** START Data supplied **
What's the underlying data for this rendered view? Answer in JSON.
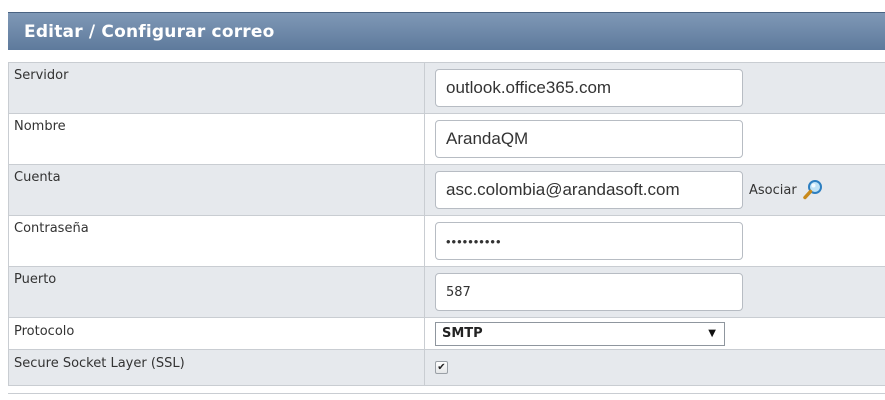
{
  "header": {
    "title": "Editar / Configurar correo"
  },
  "fields": {
    "servidor": {
      "label": "Servidor",
      "value": "outlook.office365.com"
    },
    "nombre": {
      "label": "Nombre",
      "value": "ArandaQM"
    },
    "cuenta": {
      "label": "Cuenta",
      "value": "asc.colombia@arandasoft.com",
      "action_label": "Asociar",
      "action_icon": "search-icon"
    },
    "contrasena": {
      "label": "Contraseña",
      "value": "••••••••••"
    },
    "puerto": {
      "label": "Puerto",
      "value": "587"
    },
    "protocolo": {
      "label": "Protocolo",
      "selected": "SMTP"
    },
    "ssl": {
      "label": "Secure Socket Layer (SSL)",
      "checked": true
    }
  },
  "colors": {
    "header_bg": "#6c87a8",
    "row_alt_bg": "#e6e9ed",
    "border": "#c9cdd2"
  }
}
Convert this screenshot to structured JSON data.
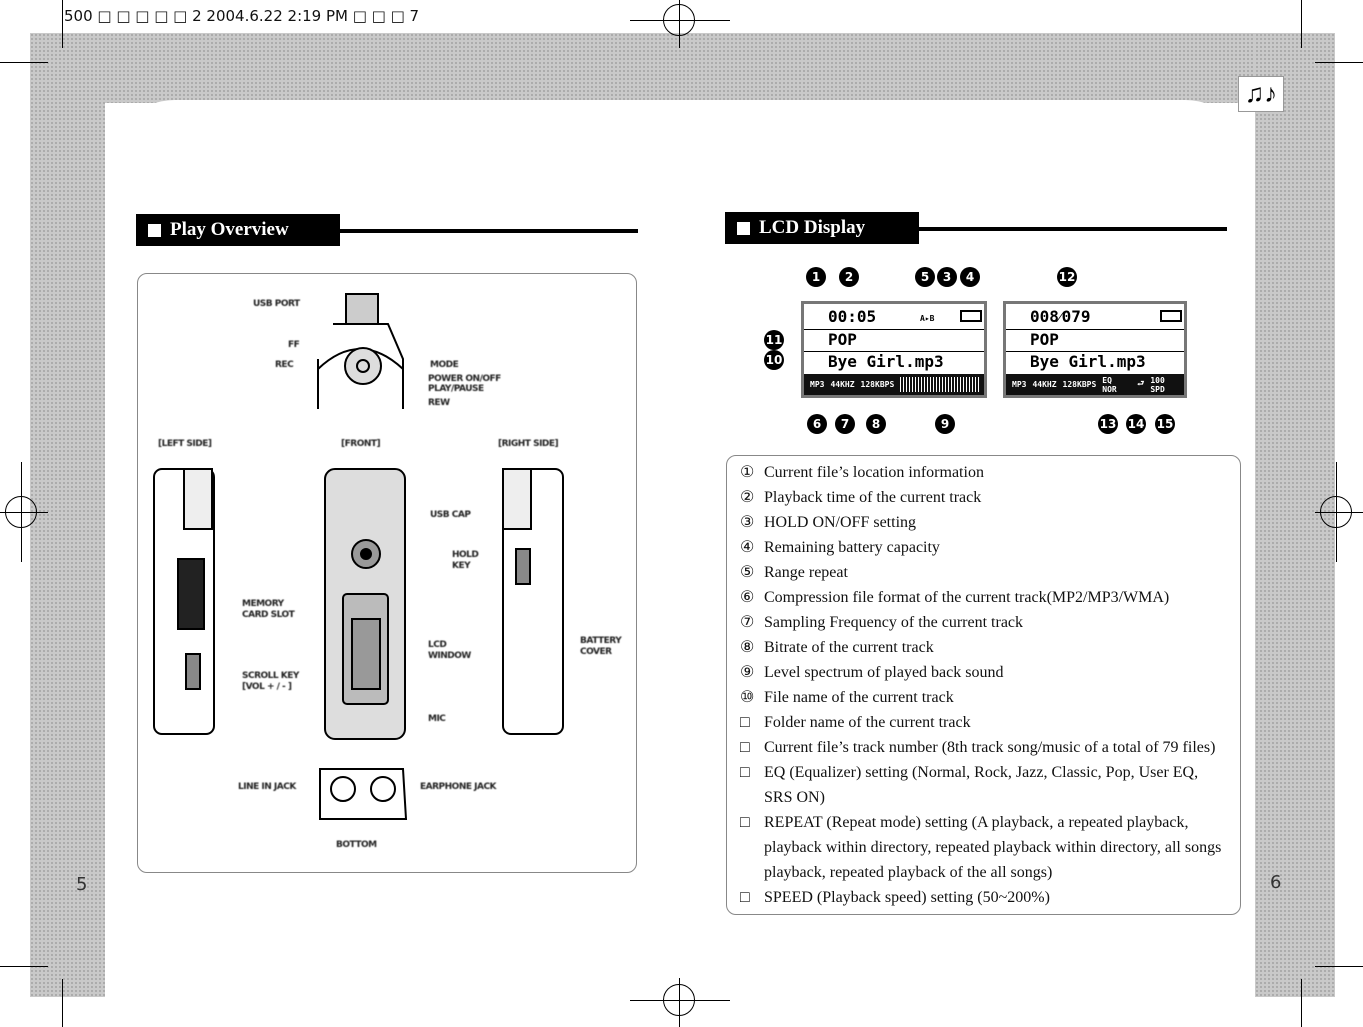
{
  "slug": "500 □ □  □ □ □ 2  2004.6.22 2:19 PM  □ □ □ 7",
  "left": {
    "title": "Play Overview",
    "page": "5",
    "labels": {
      "usb_port": "USB PORT",
      "ff": "FF",
      "rec": "REC",
      "mode": "MODE",
      "power": "POWER ON/OFF",
      "play": "PLAY/PAUSE",
      "rew": "REW",
      "left_side": "[LEFT SIDE]",
      "front": "[FRONT]",
      "right_side": "[RIGHT SIDE]",
      "usb_cap": "USB CAP",
      "hold": "HOLD",
      "hold2": "KEY",
      "card": "MEMORY",
      "card2": "CARD SLOT",
      "scroll": "SCROLL KEY",
      "scroll2": "[VOL + / - ]",
      "lcd": "LCD",
      "lcd2": "WINDOW",
      "mic": "MIC",
      "battery": "BATTERY",
      "battery2": "COVER",
      "line_in": "LINE IN JACK",
      "earphone": "EARPHONE JACK",
      "bottom": "BOTTOM"
    }
  },
  "right": {
    "title": "LCD Display",
    "page": "6",
    "lcd1": {
      "time": "00:05",
      "ab": "A▸B",
      "folder": "POP",
      "file": "Bye Girl.mp3",
      "fmt": "MP3",
      "freq": "44KHZ",
      "rate": "128KBPS"
    },
    "lcd2": {
      "track": "008⁄079",
      "folder": "POP",
      "file": "Bye Girl.mp3",
      "fmt": "MP3",
      "freq": "44KHZ",
      "rate": "128KBPS",
      "eq": "EQ NOR",
      "spd": "100 SPD"
    },
    "callouts": [
      "1",
      "2",
      "5",
      "3",
      "4",
      "12",
      "11",
      "10",
      "6",
      "7",
      "8",
      "9",
      "13",
      "14",
      "15"
    ],
    "items": [
      {
        "n": "①",
        "t": "Current file’s location information"
      },
      {
        "n": "②",
        "t": "Playback time of the current track"
      },
      {
        "n": "③",
        "t": "HOLD ON/OFF setting"
      },
      {
        "n": "④",
        "t": "Remaining battery capacity"
      },
      {
        "n": "⑤",
        "t": "Range repeat"
      },
      {
        "n": "⑥",
        "t": "Compression file format of the current track(MP2/MP3/WMA)"
      },
      {
        "n": "⑦",
        "t": "Sampling Frequency of the current track"
      },
      {
        "n": "⑧",
        "t": "Bitrate of the current track"
      },
      {
        "n": "⑨",
        "t": "Level spectrum of played back sound"
      },
      {
        "n": "⑩",
        "t": "File name of the current track"
      },
      {
        "n": "□",
        "t": "Folder name of the current track"
      },
      {
        "n": "□",
        "t": "Current file’s track number (8th track song/music of a total of 79 files)"
      },
      {
        "n": "□",
        "t": "EQ (Equalizer) setting (Normal, Rock, Jazz, Classic, Pop, User EQ, SRS ON)"
      },
      {
        "n": "□",
        "t": "REPEAT (Repeat mode) setting (A playback, a repeated playback, playback within directory, repeated playback within directory, all songs playback, repeated playback of the all songs)"
      },
      {
        "n": "□",
        "t": "SPEED (Playback speed) setting (50~200%)"
      }
    ]
  }
}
** END Data supplied **
[Brief]
In the listing above, how many lines hold the word "name"? Give the number and nothing more.

[Solution to this exercise]
2